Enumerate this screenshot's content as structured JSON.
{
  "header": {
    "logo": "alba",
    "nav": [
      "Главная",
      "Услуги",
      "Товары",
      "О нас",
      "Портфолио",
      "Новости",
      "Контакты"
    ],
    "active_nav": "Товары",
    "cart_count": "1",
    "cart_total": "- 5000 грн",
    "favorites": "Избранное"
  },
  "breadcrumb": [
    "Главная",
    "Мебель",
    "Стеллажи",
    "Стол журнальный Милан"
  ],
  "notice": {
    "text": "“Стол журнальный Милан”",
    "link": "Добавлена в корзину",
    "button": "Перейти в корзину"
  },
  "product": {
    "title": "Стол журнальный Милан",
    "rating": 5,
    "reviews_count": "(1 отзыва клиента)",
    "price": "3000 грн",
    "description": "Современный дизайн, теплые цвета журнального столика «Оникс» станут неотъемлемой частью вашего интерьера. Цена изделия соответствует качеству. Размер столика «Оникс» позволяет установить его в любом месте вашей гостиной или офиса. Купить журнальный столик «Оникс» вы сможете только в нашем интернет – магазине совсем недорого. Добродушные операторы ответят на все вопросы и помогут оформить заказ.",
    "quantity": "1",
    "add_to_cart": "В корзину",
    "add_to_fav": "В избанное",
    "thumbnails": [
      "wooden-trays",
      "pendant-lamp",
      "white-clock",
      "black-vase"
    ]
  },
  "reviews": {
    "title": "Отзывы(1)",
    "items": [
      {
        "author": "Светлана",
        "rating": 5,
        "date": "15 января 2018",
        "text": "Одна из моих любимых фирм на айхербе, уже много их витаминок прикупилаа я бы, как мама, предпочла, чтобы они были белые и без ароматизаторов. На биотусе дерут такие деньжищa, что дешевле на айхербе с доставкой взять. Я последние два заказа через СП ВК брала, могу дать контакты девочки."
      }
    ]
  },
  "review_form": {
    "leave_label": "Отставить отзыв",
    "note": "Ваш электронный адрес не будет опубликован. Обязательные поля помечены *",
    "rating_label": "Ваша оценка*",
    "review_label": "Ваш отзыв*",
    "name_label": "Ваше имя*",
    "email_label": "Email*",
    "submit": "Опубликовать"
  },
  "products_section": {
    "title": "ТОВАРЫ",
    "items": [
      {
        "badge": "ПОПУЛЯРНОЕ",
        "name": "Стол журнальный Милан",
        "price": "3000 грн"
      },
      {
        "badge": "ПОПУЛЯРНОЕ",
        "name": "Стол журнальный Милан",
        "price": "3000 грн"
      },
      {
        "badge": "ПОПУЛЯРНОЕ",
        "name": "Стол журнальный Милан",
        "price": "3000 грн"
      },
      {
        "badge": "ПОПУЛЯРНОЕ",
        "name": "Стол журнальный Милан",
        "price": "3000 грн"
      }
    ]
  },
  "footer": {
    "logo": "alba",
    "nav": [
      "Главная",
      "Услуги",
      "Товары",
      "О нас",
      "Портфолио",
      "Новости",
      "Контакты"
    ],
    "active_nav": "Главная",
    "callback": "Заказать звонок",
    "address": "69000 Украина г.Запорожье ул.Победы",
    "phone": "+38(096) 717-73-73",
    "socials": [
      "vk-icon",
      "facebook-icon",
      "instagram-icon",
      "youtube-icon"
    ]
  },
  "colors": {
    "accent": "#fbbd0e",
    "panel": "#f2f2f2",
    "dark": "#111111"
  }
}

SHORT PROBLEM:
Copy every line of the listing that contains the word "text".

CORRECT ANSWER:
    "text": "“Стол журнальный Милан”",
        "text": "Одна из моих любимых фирм на айхербе, уже много их витаминок прикупилаа я бы, как мама, предпочла, чтобы они были белые и без ароматизаторов. На биотусе дерут такие деньжищa, что дешевле на айхербе с доставкой взять. Я последние два заказа через СП ВК брала, могу дать контакты девочки."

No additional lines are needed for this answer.